[WHAT TO WORK ON]:
Where a line holds the string "elit", return that line.

[INPUT]:
* START *

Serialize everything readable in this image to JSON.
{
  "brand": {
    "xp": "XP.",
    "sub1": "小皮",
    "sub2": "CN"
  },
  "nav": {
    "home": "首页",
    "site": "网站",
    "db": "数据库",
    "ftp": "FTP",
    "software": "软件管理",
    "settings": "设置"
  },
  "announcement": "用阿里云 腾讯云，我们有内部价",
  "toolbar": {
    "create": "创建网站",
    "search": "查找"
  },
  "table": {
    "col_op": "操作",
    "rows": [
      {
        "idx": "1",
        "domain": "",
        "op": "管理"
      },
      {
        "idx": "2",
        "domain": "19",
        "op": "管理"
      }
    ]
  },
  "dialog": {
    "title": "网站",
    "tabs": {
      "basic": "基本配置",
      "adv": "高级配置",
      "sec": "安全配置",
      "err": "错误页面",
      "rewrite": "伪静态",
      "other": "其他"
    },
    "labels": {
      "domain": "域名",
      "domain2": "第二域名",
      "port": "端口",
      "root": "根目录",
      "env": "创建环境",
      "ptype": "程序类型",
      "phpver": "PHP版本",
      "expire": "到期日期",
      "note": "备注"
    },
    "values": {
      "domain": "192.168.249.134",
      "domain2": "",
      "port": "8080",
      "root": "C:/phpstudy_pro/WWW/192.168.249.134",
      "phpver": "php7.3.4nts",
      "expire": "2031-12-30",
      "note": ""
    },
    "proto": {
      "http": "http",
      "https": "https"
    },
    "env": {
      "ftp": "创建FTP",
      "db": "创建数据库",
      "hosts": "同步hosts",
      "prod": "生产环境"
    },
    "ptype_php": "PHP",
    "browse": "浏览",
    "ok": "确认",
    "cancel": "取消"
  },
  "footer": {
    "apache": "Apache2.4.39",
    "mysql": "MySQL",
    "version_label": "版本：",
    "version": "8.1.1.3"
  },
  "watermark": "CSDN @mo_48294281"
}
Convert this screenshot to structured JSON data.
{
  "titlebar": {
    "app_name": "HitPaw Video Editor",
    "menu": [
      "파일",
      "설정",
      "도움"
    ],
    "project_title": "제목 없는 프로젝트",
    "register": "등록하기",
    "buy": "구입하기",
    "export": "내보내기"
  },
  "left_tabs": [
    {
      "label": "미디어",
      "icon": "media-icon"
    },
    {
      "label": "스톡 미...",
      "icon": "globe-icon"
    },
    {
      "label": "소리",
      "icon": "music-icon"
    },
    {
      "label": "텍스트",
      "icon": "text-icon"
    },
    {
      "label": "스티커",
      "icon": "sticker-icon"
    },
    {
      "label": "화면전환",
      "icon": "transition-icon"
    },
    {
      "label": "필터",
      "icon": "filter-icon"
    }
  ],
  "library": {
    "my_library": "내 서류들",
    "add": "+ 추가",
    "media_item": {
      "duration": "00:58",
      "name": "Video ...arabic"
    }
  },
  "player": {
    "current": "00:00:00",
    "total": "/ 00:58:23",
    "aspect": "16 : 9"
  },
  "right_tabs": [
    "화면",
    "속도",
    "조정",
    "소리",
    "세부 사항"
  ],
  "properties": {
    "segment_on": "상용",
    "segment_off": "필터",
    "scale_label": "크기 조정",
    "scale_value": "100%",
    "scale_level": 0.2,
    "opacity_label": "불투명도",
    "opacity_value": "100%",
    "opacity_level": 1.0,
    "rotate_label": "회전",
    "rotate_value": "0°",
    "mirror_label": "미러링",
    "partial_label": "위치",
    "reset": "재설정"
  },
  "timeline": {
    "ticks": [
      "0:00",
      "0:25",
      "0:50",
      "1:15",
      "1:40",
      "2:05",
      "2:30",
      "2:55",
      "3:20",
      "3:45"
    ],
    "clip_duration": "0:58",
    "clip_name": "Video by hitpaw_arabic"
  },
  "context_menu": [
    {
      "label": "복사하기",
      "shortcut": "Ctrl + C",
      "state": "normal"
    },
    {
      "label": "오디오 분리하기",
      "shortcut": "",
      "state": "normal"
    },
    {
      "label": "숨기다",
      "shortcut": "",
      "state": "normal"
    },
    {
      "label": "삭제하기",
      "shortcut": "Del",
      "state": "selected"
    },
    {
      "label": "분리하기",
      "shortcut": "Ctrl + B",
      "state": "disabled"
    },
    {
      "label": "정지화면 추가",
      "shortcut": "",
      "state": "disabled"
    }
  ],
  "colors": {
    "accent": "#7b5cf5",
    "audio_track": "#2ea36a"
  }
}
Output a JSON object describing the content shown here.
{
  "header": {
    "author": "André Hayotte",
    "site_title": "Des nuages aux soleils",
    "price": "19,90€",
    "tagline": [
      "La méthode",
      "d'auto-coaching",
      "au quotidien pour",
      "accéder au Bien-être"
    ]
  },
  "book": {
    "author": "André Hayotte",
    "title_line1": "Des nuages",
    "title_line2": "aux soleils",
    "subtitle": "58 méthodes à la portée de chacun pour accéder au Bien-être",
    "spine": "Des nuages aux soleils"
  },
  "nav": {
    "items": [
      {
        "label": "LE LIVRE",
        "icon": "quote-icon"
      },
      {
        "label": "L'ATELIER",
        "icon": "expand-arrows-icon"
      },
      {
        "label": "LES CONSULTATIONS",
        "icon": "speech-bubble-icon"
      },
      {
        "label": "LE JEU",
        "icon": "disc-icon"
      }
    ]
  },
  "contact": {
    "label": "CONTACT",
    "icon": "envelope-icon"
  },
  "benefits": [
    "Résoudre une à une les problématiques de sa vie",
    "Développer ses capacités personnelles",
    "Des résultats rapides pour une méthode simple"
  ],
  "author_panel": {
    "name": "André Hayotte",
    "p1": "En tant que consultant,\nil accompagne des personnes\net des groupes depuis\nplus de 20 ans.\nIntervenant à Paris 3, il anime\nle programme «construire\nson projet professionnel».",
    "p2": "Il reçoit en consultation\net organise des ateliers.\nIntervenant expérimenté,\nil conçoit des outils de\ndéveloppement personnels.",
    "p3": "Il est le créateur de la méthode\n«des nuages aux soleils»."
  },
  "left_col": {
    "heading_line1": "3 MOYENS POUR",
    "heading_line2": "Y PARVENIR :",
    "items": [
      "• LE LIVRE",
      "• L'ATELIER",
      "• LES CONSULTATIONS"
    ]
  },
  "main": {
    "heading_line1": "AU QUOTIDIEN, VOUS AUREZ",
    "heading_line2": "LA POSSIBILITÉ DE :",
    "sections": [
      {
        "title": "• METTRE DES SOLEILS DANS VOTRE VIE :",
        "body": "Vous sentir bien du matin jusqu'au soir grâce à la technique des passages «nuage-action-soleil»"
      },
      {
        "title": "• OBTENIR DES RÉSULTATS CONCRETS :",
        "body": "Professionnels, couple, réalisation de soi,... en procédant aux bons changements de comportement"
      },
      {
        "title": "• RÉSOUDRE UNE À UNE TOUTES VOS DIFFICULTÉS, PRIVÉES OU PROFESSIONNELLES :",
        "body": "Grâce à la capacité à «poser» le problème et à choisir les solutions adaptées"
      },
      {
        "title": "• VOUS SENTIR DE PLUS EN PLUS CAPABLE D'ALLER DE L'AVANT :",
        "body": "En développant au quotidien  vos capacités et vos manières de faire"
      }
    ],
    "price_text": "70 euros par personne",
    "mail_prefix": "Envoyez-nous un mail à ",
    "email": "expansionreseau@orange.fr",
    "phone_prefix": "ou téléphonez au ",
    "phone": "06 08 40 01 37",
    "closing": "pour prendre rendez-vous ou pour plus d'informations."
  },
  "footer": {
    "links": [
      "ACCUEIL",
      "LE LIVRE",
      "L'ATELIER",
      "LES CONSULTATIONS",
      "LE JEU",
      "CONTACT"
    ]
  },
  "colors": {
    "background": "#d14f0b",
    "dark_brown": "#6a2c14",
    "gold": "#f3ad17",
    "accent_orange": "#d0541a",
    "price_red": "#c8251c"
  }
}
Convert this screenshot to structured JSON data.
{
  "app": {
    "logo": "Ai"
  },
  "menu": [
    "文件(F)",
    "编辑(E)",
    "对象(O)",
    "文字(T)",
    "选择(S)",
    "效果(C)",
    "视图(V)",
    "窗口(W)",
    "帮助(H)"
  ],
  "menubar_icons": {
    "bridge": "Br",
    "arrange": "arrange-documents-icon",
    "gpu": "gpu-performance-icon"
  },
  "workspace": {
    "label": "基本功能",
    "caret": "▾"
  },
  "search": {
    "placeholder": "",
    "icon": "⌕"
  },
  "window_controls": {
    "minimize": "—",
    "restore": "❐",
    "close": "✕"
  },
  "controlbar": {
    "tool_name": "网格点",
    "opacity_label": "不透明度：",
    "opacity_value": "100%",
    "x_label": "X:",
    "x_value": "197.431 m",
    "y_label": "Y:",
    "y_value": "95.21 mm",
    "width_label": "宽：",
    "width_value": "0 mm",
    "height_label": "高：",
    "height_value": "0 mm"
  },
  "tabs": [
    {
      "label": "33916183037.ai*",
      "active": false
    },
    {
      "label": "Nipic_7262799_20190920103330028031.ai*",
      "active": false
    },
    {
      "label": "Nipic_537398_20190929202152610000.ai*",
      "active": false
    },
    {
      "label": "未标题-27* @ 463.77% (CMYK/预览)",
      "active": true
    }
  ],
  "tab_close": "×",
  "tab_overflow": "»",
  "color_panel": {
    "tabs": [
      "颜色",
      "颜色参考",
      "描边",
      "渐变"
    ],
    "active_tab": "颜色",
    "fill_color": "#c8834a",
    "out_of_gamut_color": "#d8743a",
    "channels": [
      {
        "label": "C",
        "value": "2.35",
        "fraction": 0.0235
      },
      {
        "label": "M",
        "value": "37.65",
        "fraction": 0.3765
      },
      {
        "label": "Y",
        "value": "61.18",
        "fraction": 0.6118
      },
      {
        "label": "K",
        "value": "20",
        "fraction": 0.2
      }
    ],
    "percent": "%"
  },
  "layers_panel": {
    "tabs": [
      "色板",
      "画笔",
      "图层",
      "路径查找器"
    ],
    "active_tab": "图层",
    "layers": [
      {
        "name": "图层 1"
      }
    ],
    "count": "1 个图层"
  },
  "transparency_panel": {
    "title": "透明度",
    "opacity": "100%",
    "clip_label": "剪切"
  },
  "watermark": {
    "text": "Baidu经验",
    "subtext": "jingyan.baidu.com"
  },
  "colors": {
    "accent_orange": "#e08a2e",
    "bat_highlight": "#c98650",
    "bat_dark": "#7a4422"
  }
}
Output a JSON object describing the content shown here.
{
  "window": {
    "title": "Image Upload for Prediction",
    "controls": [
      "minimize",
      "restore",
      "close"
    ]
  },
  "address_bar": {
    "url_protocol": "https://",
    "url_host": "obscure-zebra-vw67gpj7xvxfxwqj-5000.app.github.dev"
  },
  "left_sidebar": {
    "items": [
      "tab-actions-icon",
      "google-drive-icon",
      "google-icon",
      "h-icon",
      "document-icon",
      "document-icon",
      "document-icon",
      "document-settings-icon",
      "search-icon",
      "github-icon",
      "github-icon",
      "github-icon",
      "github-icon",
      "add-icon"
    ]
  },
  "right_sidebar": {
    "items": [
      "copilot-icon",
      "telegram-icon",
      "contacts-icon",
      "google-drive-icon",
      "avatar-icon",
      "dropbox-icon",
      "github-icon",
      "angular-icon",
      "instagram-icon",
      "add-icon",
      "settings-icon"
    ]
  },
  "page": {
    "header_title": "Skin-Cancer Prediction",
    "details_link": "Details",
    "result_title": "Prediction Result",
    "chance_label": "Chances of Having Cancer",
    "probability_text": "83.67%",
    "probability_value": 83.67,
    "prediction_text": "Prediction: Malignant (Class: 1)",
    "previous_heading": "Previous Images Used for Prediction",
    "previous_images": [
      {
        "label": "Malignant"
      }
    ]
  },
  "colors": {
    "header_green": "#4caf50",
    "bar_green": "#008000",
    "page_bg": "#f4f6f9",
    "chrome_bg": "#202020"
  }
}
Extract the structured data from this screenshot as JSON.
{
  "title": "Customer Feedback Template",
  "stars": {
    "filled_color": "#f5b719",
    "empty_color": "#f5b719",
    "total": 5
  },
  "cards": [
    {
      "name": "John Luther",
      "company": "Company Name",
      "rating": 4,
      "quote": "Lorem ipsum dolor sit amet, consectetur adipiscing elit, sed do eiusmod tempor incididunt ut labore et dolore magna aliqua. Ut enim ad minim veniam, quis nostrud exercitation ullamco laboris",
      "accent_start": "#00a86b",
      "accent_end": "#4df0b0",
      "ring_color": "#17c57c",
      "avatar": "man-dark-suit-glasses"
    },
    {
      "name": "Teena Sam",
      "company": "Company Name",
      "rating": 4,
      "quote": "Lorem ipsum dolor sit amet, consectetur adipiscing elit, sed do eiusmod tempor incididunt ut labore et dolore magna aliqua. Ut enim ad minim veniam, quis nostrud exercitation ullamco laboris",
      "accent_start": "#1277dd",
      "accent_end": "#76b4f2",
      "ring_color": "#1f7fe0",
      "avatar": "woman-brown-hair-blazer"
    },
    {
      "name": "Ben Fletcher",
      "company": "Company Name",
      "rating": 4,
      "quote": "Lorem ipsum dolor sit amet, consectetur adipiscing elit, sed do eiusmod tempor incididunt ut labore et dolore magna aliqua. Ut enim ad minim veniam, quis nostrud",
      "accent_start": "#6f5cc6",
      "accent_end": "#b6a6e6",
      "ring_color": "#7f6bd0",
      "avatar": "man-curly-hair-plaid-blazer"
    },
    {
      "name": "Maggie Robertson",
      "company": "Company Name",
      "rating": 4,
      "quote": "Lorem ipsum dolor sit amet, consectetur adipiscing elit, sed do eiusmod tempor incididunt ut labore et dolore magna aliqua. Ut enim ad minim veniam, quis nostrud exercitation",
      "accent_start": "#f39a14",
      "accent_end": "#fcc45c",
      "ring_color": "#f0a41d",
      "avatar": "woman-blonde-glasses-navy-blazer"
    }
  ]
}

* END *

[SOLUTION FOR THIS EXERCISE]:
      "quote": "Lorem ipsum dolor sit amet, consectetur adipiscing elit, sed do eiusmod tempor incididunt ut labore et dolore magna aliqua. Ut enim ad minim veniam, quis nostrud exercitation ullamco laboris",
      "quote": "Lorem ipsum dolor sit amet, consectetur adipiscing elit, sed do eiusmod tempor incididunt ut labore et dolore magna aliqua. Ut enim ad minim veniam, quis nostrud exercitation ullamco laboris",
      "quote": "Lorem ipsum dolor sit amet, consectetur adipiscing elit, sed do eiusmod tempor incididunt ut labore et dolore magna aliqua. Ut enim ad minim veniam, quis nostrud",
      "quote": "Lorem ipsum dolor sit amet, consectetur adipiscing elit, sed do eiusmod tempor incididunt ut labore et dolore magna aliqua. Ut enim ad minim veniam, quis nostrud exercitation",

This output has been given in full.